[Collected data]
....
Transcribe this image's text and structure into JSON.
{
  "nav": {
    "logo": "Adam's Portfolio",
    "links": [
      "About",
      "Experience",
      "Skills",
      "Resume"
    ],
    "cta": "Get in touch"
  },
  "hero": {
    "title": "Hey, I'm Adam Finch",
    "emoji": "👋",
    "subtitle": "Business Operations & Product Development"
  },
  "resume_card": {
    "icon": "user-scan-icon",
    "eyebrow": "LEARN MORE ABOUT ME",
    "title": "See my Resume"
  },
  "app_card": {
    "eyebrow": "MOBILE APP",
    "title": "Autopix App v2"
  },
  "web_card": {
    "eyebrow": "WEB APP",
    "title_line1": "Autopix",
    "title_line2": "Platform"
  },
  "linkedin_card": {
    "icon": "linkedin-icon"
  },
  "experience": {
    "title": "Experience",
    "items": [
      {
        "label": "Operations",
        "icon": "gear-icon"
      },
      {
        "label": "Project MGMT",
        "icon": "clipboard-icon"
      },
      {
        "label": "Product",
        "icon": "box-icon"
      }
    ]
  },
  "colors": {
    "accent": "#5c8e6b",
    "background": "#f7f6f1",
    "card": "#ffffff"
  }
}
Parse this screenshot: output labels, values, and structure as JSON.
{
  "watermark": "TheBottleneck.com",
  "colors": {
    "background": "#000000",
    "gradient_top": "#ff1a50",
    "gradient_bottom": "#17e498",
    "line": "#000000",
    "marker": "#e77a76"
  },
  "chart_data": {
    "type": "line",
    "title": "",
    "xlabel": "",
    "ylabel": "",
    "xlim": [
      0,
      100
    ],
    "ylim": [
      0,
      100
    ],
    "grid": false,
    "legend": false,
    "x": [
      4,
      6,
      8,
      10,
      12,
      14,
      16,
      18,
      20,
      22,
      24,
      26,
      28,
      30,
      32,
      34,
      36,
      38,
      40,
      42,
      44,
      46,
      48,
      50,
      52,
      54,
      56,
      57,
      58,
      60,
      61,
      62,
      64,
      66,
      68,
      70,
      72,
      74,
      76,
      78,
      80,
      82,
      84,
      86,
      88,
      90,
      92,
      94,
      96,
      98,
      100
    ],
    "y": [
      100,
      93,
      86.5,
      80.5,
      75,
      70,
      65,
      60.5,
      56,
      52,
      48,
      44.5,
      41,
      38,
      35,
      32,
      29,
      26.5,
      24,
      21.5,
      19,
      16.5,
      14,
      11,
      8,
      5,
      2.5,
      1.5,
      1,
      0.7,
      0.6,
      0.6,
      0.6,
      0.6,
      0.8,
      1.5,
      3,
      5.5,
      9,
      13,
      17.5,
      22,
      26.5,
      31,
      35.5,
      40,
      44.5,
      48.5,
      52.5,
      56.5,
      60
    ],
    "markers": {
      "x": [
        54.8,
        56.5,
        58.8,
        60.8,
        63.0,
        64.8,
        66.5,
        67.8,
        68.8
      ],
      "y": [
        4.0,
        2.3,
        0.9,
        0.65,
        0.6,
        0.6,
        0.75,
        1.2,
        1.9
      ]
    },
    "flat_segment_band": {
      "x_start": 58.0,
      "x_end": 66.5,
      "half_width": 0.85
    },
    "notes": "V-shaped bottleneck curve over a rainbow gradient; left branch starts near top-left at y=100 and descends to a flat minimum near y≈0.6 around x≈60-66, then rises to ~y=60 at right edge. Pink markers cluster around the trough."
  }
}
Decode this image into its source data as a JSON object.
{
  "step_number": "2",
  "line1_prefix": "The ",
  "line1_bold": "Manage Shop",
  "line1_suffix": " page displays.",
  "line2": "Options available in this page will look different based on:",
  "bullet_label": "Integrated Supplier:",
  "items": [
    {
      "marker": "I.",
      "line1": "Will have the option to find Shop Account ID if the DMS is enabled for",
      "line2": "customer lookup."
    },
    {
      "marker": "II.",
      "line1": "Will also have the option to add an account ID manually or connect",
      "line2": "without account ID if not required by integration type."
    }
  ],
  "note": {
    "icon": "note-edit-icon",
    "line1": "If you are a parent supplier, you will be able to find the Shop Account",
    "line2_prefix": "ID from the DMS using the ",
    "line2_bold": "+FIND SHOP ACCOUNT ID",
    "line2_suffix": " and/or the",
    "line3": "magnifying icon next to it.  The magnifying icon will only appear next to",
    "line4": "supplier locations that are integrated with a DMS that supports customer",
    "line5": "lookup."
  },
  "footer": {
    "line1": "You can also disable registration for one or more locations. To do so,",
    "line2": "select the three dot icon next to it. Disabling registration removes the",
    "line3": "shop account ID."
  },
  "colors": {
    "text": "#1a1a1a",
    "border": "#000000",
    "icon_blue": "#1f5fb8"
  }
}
....
▶ [Work to complete]:
State the number of lines in the records that include "next", and write nothing else.

▶ [Exercise output]:
2